Find every line below that contains the word "Basic" and copy it out.

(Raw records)
***
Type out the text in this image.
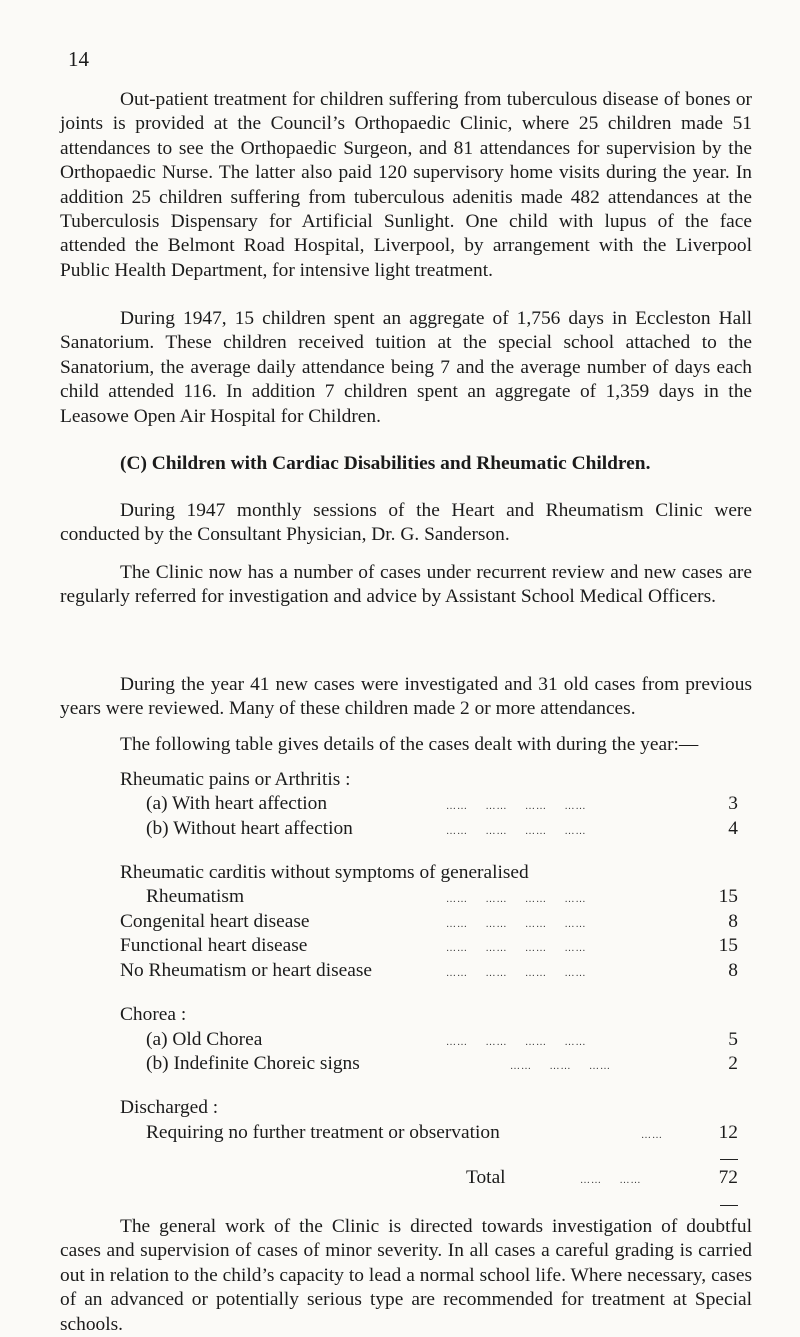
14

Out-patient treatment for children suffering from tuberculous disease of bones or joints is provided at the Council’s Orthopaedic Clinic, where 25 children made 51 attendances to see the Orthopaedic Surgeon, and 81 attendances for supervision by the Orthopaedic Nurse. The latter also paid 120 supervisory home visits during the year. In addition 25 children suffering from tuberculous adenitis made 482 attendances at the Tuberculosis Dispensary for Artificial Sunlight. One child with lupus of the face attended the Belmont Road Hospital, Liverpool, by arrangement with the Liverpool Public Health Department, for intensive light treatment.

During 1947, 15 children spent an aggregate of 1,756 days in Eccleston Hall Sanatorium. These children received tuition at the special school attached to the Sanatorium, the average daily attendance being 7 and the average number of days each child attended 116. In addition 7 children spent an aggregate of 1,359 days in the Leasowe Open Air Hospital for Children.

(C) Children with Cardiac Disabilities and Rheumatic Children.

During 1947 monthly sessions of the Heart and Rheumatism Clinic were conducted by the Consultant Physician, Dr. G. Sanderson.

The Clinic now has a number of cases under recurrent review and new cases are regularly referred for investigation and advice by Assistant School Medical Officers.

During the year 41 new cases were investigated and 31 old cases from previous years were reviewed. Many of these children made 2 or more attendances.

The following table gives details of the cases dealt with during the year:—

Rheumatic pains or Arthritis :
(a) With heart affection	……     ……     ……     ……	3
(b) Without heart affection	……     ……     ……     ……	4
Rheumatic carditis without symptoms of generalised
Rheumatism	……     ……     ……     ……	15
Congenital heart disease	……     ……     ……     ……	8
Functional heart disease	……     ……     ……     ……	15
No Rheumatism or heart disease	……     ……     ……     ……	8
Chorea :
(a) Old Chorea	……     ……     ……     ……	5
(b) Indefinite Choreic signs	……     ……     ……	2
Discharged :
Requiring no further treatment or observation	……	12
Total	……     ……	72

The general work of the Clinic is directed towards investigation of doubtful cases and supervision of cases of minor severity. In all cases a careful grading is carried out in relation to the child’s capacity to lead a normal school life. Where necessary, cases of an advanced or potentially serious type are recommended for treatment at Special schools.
***
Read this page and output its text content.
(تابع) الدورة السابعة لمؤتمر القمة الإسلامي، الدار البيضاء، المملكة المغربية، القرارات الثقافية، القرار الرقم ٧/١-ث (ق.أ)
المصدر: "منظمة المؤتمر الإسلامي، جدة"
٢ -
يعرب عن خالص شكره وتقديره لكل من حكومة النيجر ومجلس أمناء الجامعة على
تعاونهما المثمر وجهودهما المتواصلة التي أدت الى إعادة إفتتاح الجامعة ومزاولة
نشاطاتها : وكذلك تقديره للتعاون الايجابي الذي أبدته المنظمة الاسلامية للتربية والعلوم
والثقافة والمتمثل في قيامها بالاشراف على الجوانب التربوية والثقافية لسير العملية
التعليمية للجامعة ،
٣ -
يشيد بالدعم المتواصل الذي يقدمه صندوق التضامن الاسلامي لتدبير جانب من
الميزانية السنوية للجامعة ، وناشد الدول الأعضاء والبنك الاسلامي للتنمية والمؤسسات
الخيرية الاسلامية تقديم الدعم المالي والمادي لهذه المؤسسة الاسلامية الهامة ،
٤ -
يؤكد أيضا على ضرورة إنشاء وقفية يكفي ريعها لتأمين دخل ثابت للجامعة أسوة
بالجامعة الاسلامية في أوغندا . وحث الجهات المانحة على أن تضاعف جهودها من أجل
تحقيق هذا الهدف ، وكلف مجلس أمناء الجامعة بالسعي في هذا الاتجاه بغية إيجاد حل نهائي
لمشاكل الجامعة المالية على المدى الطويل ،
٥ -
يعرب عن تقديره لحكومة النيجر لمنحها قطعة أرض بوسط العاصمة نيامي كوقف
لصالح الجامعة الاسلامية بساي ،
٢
***
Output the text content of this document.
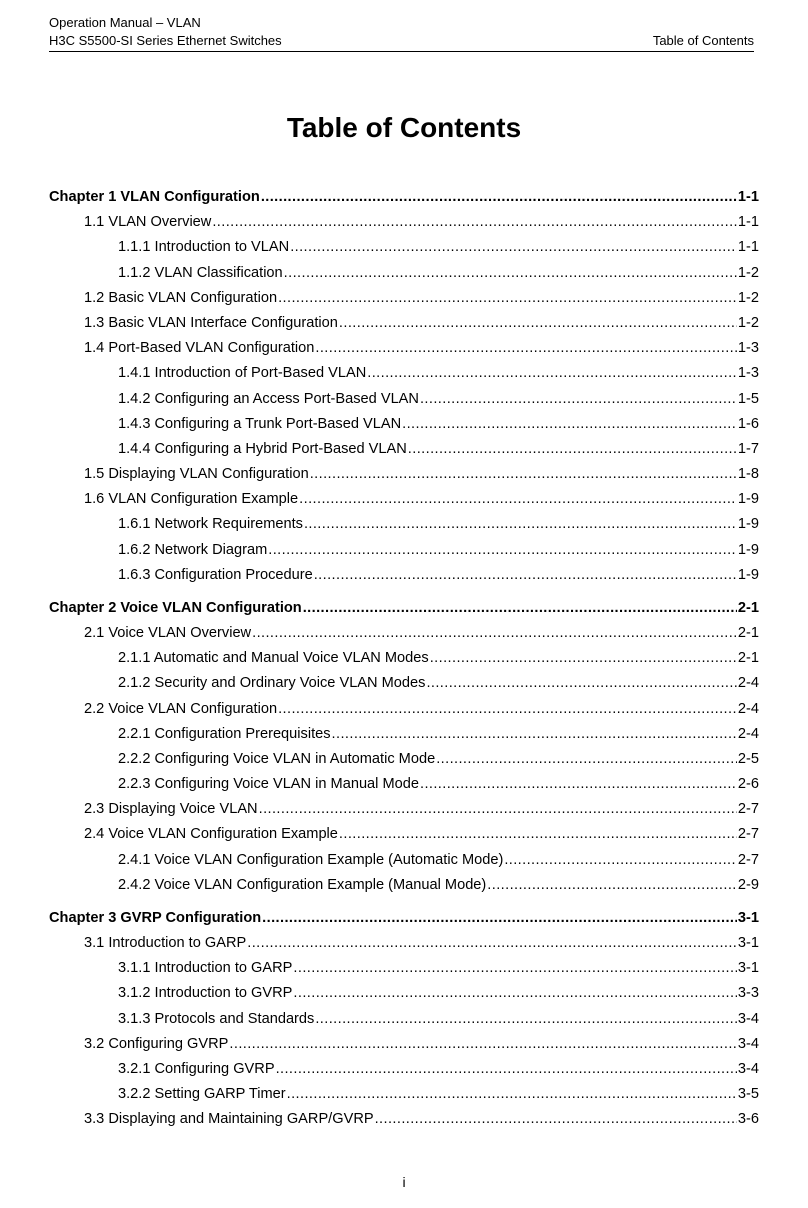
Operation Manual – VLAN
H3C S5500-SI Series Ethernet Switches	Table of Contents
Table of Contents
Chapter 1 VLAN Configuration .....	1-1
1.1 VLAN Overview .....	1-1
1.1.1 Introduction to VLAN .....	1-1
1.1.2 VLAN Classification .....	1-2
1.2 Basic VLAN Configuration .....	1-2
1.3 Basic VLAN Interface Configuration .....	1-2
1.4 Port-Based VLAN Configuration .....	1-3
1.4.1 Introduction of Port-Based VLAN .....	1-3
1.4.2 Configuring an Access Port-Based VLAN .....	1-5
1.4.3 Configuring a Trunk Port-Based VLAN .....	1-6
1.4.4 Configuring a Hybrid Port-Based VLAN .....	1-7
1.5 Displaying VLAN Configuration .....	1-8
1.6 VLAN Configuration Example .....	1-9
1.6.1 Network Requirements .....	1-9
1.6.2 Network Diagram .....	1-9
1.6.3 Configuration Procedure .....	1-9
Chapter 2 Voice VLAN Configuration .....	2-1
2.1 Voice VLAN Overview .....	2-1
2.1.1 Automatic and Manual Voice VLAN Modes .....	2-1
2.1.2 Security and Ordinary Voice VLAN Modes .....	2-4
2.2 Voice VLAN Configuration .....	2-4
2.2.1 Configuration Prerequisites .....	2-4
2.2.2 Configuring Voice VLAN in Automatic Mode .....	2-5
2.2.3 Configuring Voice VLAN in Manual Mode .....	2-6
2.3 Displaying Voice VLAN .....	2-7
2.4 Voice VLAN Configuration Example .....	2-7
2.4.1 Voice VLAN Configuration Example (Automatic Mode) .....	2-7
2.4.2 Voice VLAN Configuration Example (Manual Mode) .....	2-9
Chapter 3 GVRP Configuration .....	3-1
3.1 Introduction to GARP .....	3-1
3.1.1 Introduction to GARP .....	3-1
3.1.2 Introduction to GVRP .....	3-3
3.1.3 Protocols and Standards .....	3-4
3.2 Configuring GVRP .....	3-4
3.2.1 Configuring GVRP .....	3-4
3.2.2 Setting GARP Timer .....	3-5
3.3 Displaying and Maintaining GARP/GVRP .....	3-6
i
***
## Right answer:
1.2 Basic VLAN Configuration .....	1-2
1.3 Basic VLAN Interface Configuration .....	1-2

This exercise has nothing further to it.